OBJECTIVE
Produce an exact transcription of the listing below, omitting the pictures.

====== DATA SHOWN ======

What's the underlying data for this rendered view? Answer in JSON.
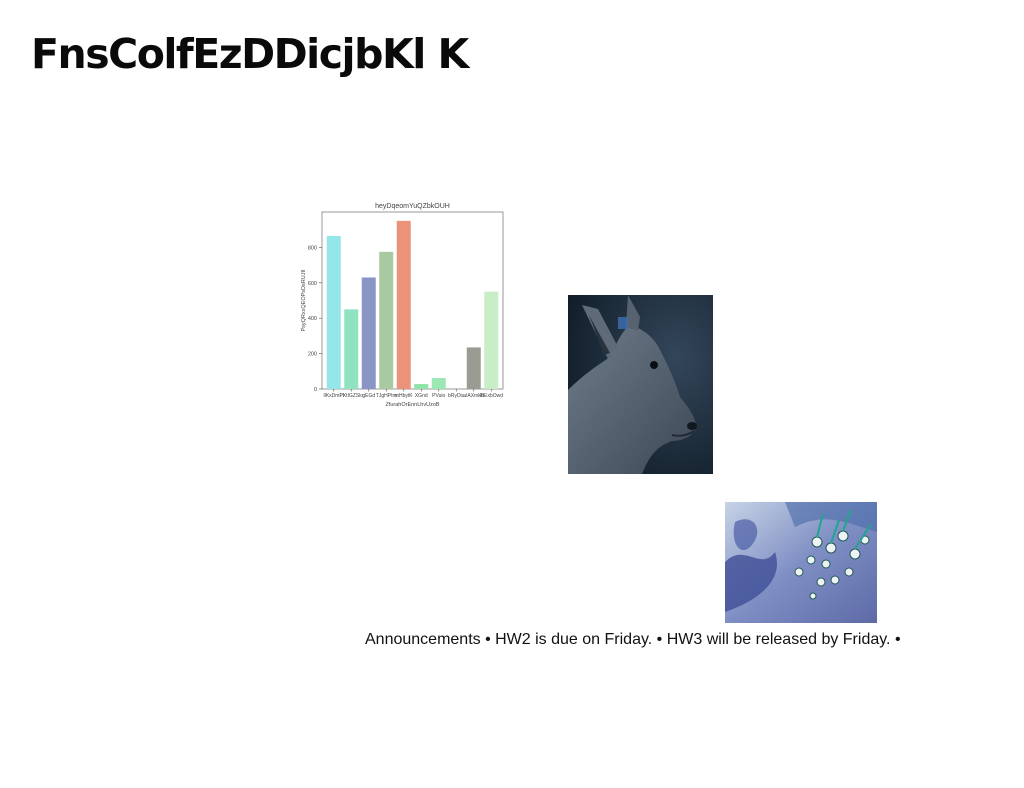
{
  "page": {
    "title": "FnsColfEzDDicjbKl K"
  },
  "chart_data": {
    "type": "bar",
    "title": "heyDqeomYuQZbkOUH",
    "xlabel": "ZfurahOrEnnLhvUzoB",
    "ylabel": "PsyQRxxQEOPsDsRUJII",
    "categories": [
      "IlKxDmPI",
      "PXtIGZSlo",
      "gEGd",
      "TJgHPtm",
      "mHbytK",
      "XGnd",
      "PVuio",
      "bRyDiu",
      "ulAXmkB",
      "EtExbOwd"
    ],
    "values": [
      865,
      450,
      630,
      775,
      950,
      28,
      62,
      0,
      235,
      550
    ],
    "colors": [
      "#94e6e8",
      "#8fe3c0",
      "#8a95c6",
      "#9dc796",
      "#a9c9a0",
      "#eb937a",
      "#8fe3a8",
      "#8fe3a8",
      "#9a9c93",
      "#c8eec8"
    ],
    "bar_colors": [
      "#94e6e8",
      "#8fe3c0",
      "#8a95c6",
      "#a9c9a0",
      "#eb937a",
      "#8fe3a8",
      "#9be8b5",
      "#9be8b5",
      "#9a9c93",
      "#c8eec8"
    ],
    "yticks": [
      0,
      200,
      400,
      600,
      800
    ],
    "ylim": [
      0,
      1000
    ],
    "grid": false
  },
  "images": {
    "deer_icon": "deer-photo",
    "flower_icon": "flower-photo"
  },
  "announcement": {
    "text": "Announcements • HW2 is due on Friday. • HW3 will be released by Friday. •"
  }
}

======

THE REPLY
What's the underlying data for this rendered view? Answer in JSON.
{
  "page": {
    "title": "FnsColfEzDDicjbKl K"
  },
  "chart_data": {
    "type": "bar",
    "title": "heyDqeomYuQZbkOUH",
    "xlabel": "ZfurahOrEnnLhvUzoB",
    "ylabel": "PsyQRxxQEOPsDsRUJII",
    "categories": [
      "IlKxDmPI",
      "PXtIGZSlo",
      "gEGd",
      "TJgHPtm",
      "mHbytK",
      "XGnd",
      "PVuio",
      "bRyDiu",
      "ulAXmkB",
      "EtExbOwd"
    ],
    "values": [
      865,
      450,
      630,
      775,
      950,
      28,
      62,
      0,
      235,
      550
    ],
    "colors": [
      "#94e6e8",
      "#8fe3c0",
      "#8a95c6",
      "#9dc796",
      "#a9c9a0",
      "#eb937a",
      "#8fe3a8",
      "#8fe3a8",
      "#9a9c93",
      "#c8eec8"
    ],
    "bar_colors": [
      "#94e6e8",
      "#8fe3c0",
      "#8a95c6",
      "#a9c9a0",
      "#eb937a",
      "#8fe3a8",
      "#9be8b5",
      "#9be8b5",
      "#9a9c93",
      "#c8eec8"
    ],
    "yticks": [
      0,
      200,
      400,
      600,
      800
    ],
    "ylim": [
      0,
      1000
    ],
    "grid": false
  },
  "images": {
    "deer_icon": "deer-photo",
    "flower_icon": "flower-photo"
  },
  "announcement": {
    "text": "Announcements • HW2 is due on Friday. • HW3 will be released by Friday. •"
  }
}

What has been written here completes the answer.